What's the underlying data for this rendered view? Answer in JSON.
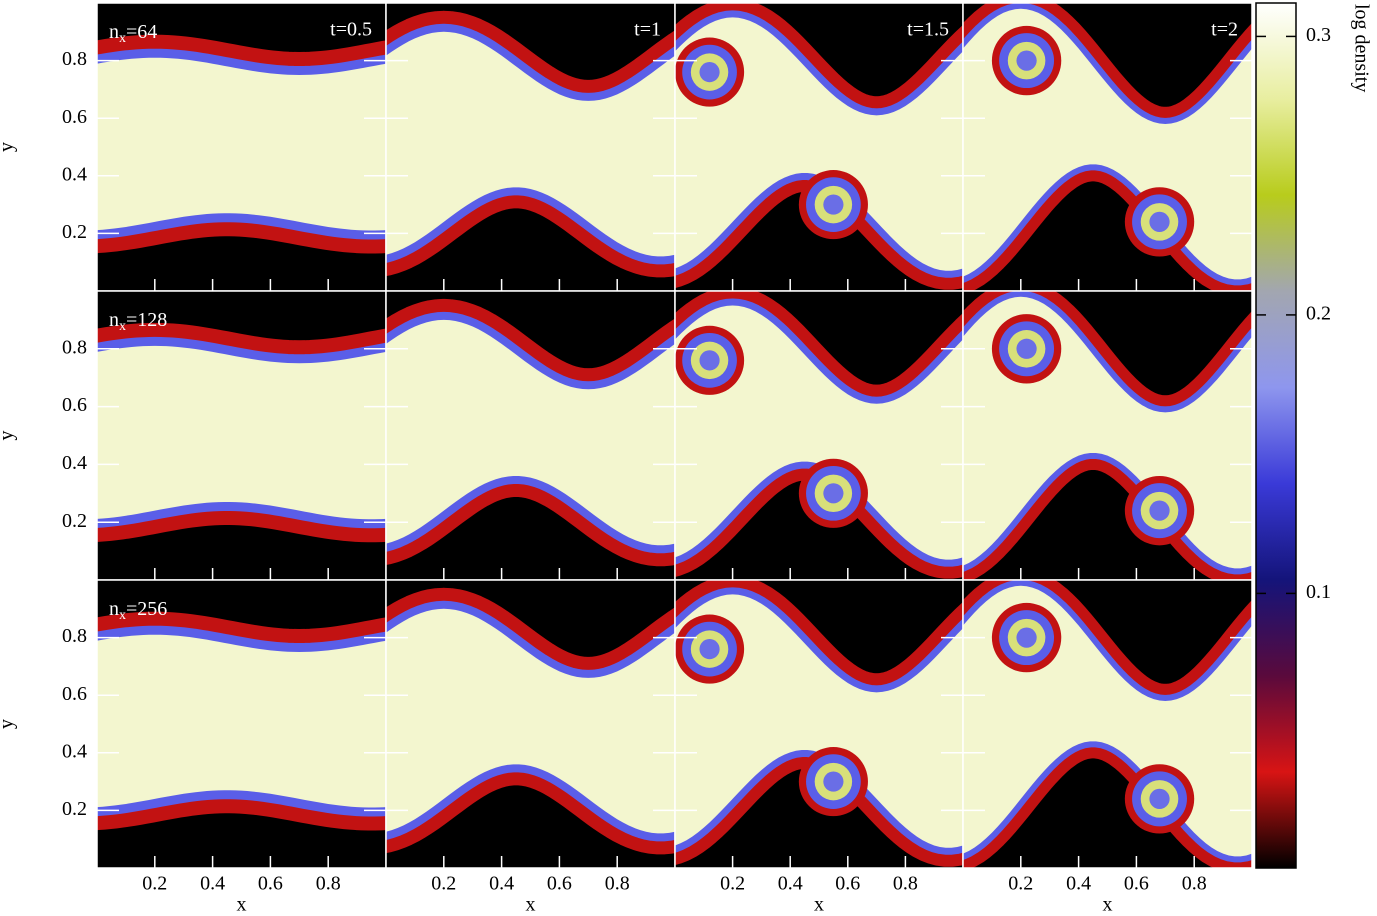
{
  "chart_data": {
    "type": "heatmap",
    "x_label": "x",
    "y_label": "y",
    "xlim": [
      0,
      1
    ],
    "ylim": [
      0,
      1
    ],
    "xticks": [
      0.2,
      0.4,
      0.6,
      0.8
    ],
    "yticks": [
      0.2,
      0.4,
      0.6,
      0.8
    ],
    "columns": [
      "t=0.5",
      "t=1",
      "t=1.5",
      "t=2"
    ],
    "rows": [
      {
        "n": "n",
        "sub": "x",
        "eq": "=64"
      },
      {
        "n": "n",
        "sub": "x",
        "eq": "=128"
      },
      {
        "n": "n",
        "sub": "x",
        "eq": "=256"
      }
    ],
    "colorbar": {
      "label": "log density",
      "lim": [
        0.0014,
        0.312
      ],
      "ticks": [
        0.1,
        0.2,
        0.3
      ],
      "colors": [
        "#000000",
        "#d81414",
        "#5a0a3c",
        "#14147a",
        "#3a3ad8",
        "#8e96ee",
        "#a2a6b0",
        "#b8cc1c",
        "#e8eea0",
        "#ffffff"
      ]
    }
  }
}
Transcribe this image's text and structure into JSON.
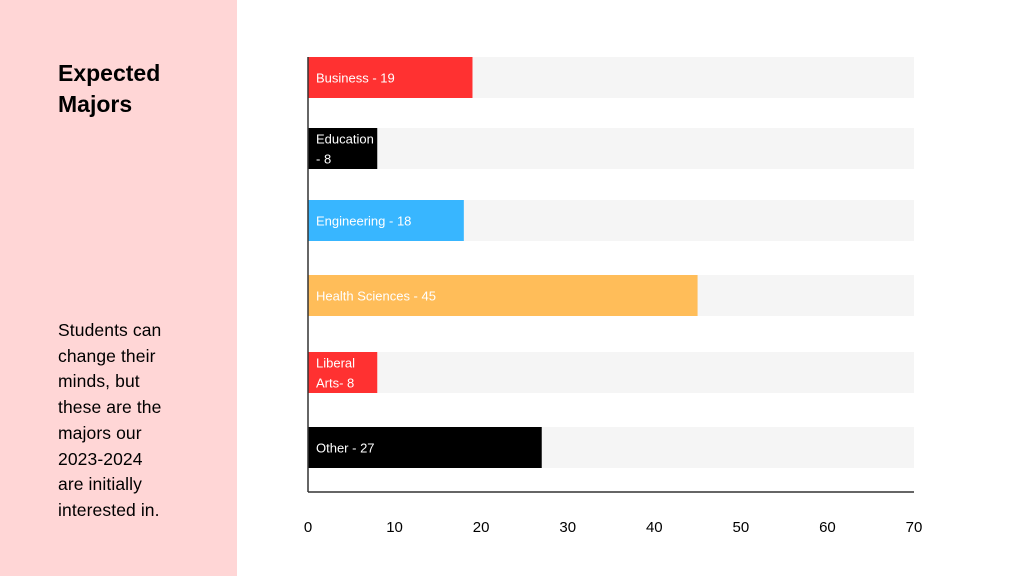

----------

### [YOUR INSTRUCTIONS]
Copy out all lines above that include the string "JSON".

### [TASK RESPONSE]
What's the underlying data for this rendered view? Answer in JSON.
Transcribe this image's text and structure into JSON.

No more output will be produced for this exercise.